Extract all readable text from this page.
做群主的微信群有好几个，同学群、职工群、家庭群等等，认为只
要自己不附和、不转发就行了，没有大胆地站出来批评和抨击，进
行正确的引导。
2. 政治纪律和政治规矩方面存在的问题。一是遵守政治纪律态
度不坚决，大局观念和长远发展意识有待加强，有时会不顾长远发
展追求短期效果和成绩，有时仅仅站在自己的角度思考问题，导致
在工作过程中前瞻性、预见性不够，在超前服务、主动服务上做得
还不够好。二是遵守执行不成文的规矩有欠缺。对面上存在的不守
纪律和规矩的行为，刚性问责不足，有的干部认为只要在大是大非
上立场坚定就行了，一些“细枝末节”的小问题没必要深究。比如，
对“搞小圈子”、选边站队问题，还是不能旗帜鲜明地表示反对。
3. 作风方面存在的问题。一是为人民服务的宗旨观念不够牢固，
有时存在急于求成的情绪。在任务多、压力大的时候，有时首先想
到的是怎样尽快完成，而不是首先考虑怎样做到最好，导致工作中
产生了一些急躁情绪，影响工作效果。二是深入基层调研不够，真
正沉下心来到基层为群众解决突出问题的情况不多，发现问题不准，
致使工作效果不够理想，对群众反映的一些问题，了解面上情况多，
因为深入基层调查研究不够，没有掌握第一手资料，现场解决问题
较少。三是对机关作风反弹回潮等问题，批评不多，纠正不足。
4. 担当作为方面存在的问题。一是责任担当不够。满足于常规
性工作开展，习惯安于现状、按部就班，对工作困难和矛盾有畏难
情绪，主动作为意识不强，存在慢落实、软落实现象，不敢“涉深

GOAL OF THE EXERCISE:
Using the entries above, please restate each one word for word.

ANSWER:
Extract all readable text from this page.
做群主的微信群有好几个，同学群、职工群、家庭群等等，认为只
要自己不附和、不转发就行了，没有大胆地站出来批评和抨击，进
行正确的引导。
2. 政治纪律和政治规矩方面存在的问题。一是遵守政治纪律态
度不坚决，大局观念和长远发展意识有待加强，有时会不顾长远发
展追求短期效果和成绩，有时仅仅站在自己的角度思考问题，导致
在工作过程中前瞻性、预见性不够，在超前服务、主动服务上做得
还不够好。二是遵守执行不成文的规矩有欠缺。对面上存在的不守
纪律和规矩的行为，刚性问责不足，有的干部认为只要在大是大非
上立场坚定就行了，一些“细枝末节”的小问题没必要深究。比如，
对“搞小圈子”、选边站队问题，还是不能旗帜鲜明地表示反对。
3. 作风方面存在的问题。一是为人民服务的宗旨观念不够牢固，
有时存在急于求成的情绪。在任务多、压力大的时候，有时首先想
到的是怎样尽快完成，而不是首先考虑怎样做到最好，导致工作中
产生了一些急躁情绪，影响工作效果。二是深入基层调研不够，真
正沉下心来到基层为群众解决突出问题的情况不多，发现问题不准，
致使工作效果不够理想，对群众反映的一些问题，了解面上情况多，
因为深入基层调查研究不够，没有掌握第一手资料，现场解决问题
较少。三是对机关作风反弹回潮等问题，批评不多，纠正不足。
4. 担当作为方面存在的问题。一是责任担当不够。满足于常规
性工作开展，习惯安于现状、按部就班，对工作困难和矛盾有畏难
情绪，主动作为意识不强，存在慢落实、软落实现象，不敢“涉深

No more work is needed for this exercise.